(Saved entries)
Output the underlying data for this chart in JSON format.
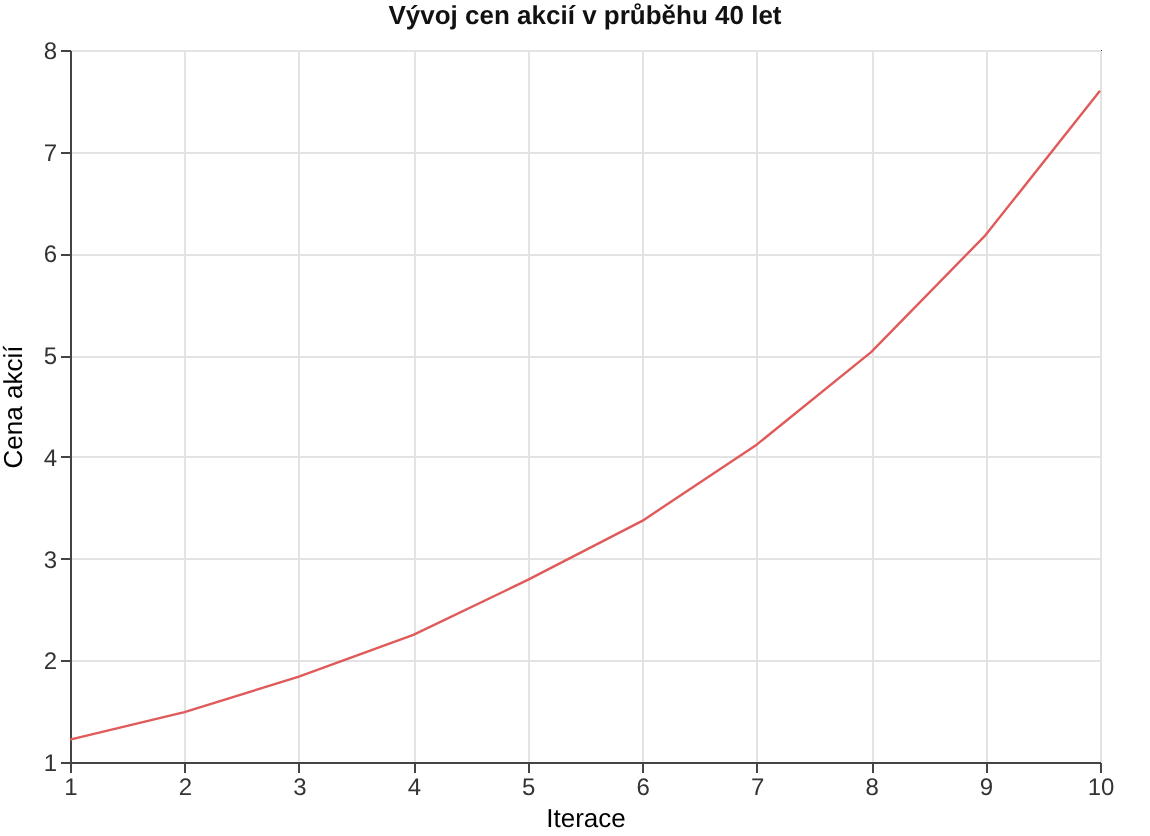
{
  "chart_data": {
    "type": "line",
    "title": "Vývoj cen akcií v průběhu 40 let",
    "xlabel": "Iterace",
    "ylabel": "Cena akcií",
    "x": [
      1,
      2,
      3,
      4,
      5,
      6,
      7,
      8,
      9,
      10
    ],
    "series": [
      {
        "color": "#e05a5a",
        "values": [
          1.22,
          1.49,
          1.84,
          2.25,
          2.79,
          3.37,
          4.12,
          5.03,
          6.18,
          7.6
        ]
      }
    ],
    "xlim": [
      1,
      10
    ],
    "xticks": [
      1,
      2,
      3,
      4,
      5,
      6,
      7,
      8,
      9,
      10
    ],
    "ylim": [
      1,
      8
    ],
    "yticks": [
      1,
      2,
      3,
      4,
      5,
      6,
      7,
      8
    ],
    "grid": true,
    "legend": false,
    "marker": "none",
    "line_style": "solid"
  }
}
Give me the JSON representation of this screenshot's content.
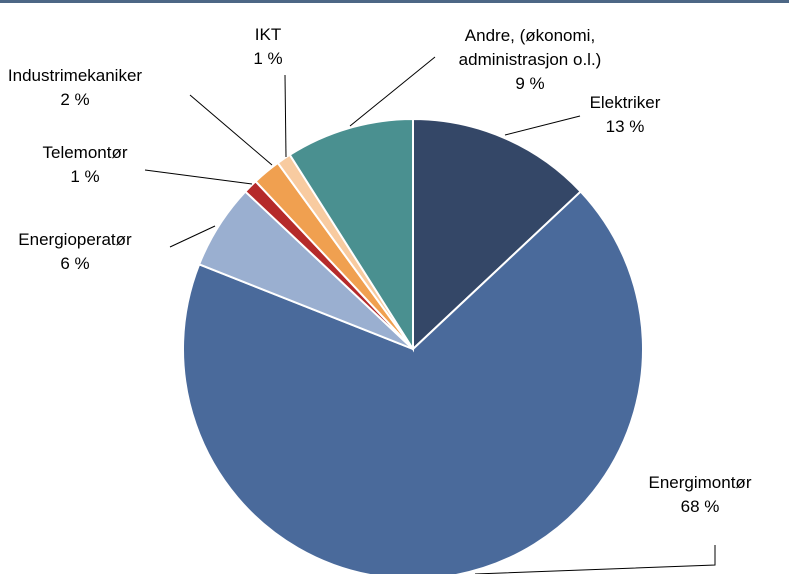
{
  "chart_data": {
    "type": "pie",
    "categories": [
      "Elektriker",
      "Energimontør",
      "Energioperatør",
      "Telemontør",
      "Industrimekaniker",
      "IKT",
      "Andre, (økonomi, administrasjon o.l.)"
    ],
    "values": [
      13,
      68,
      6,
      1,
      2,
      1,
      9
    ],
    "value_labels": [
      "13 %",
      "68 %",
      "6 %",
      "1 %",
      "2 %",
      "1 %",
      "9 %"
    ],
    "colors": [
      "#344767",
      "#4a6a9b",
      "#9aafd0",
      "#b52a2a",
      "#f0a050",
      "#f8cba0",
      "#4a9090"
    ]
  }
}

Challenge: Indicate how many lines of the material include the word "JSON"; the number alone is required.

Full answer: 2